Thursday 14 March 2013

KIDNAPPER UNCOVERED IN BAMENDA


Police in Cameroon’s Northwest Region on Tuesday held back irate residents from storming the premises of a sect where authorities rescued 30 children who had been kept in absolute seclusion for several years.
Following a tip-off, police discovered the Salam Church of Christ’s house of worship which locals say was always under tight security, had been used as a holding cell.
Eight male members of the sect, headed by a self-declared evangelist, married and shared about eight women with whom they reportedly fathered the undeclared kids aged between 2 weeks and 9 years with.
The children, who don’t attend school, never stepped out of the compound even for medical care and some of the women were co-wives with some of their daughters.
The Salam Church of Christ is one of thousands of churches, mostly charismatic houses of worship, that operate freely in Cameroon even though only 46 operate legally.
A local government official, Mr Felix Nguele Nguele, said police uncovered the sect, which does not believe in seeking medical care, after one of their sick male members died.
Human trafficking
The religious sect attracted attention when they sought to bury the deceased member, 38-year-old Ngong Harrison, without the knowledge of his family members and outsiders, Mr Nguele said.
The children have been handed over to the ministry of Social Affairs while the women will be catered for by the ministry of Women’s Empowerment.
The sect members insist there is nothing wrong with living the way they do.

========

_Task set:_
A. Write out, word for word, the part of the Bamenda news report that opens with the words containing "Police in Cameroon’s" and closes with "for several years.".
B. List every figure written in digits in the Bamenda news report, in the order they occur.
C. Give what follows in the Bamenda news report, continuing on from its final sentence.

========

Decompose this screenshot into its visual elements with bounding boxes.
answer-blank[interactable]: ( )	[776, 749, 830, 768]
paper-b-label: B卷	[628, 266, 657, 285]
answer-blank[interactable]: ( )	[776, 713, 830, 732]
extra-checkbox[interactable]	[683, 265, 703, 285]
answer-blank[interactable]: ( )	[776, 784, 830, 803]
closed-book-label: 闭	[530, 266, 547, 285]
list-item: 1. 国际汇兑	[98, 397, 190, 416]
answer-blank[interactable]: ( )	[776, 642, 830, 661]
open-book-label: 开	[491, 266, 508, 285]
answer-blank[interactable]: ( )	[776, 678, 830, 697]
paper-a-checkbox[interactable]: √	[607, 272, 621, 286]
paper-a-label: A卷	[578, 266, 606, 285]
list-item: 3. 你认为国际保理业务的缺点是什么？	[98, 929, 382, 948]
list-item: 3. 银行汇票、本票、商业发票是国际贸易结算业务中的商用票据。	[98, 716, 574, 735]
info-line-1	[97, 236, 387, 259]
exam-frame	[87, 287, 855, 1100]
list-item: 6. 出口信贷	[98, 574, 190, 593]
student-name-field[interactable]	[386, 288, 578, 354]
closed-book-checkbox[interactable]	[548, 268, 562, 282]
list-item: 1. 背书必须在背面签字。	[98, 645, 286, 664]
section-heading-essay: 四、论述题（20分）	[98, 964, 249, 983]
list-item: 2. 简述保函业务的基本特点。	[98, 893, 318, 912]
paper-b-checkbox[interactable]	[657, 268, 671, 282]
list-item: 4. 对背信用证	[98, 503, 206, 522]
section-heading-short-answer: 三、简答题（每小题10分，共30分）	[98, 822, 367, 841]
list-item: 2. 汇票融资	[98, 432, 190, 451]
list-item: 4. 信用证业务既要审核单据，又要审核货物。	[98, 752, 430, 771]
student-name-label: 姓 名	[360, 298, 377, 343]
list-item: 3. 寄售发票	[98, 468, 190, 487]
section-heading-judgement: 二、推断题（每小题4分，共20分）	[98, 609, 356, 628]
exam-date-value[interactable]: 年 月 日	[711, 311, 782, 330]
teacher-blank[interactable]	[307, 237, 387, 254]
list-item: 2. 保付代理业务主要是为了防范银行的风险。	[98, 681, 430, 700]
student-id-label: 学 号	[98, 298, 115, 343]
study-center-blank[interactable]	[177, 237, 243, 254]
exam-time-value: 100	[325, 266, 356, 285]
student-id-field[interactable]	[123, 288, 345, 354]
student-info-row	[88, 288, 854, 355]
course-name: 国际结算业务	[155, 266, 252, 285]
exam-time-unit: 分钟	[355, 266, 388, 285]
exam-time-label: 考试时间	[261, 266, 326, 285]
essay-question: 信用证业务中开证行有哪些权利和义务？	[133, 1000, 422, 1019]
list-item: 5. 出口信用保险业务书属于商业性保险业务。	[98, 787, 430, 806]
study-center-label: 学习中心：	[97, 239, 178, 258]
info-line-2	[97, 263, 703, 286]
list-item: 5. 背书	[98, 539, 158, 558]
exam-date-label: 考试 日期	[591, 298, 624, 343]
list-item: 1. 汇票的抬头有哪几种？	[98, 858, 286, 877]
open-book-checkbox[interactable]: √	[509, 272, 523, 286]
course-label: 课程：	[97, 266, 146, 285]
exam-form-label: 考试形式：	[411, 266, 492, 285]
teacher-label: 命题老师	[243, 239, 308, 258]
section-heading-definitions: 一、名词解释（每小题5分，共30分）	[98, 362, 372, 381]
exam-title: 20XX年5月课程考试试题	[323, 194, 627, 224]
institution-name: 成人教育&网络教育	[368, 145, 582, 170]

========

_Responses in order:_
A.
Police in Cameroon’s Northwest Region on Tuesday held back irate residents from storming the premises of a sect where authorities rescued 30 children who had been kept in absolute seclusion for several years.

B. 14, 2013, 30, 2, 9, 46, 38

C.
Police have taken the men in for questioning and have called on people who might have lost children in any part of Cameroon to come and verify if they can recognise them among those freed from the imposed seclusion.
Cameroon is considered a source, transit point, and destination for trafficked children and women who are subjected to forced labour.
Traffickers usually aim at two or three children, mostly seen in cases where rural parents hand over their children to middlemen who pledge giving them education and a better life in metropolitan areas.
These children sometimes end up working involuntarily as domestic servants, street vendors, miners, prostitutes and plantation labourers.
About 15 per cent of Cameroonian children between 10 and 14 years are working, according to a 2008 report by the US department of Labour.
Rights activists had warned that traffickers had resorted to kidnapping their victims, as increased public awareness cut the number of children given to middlemen.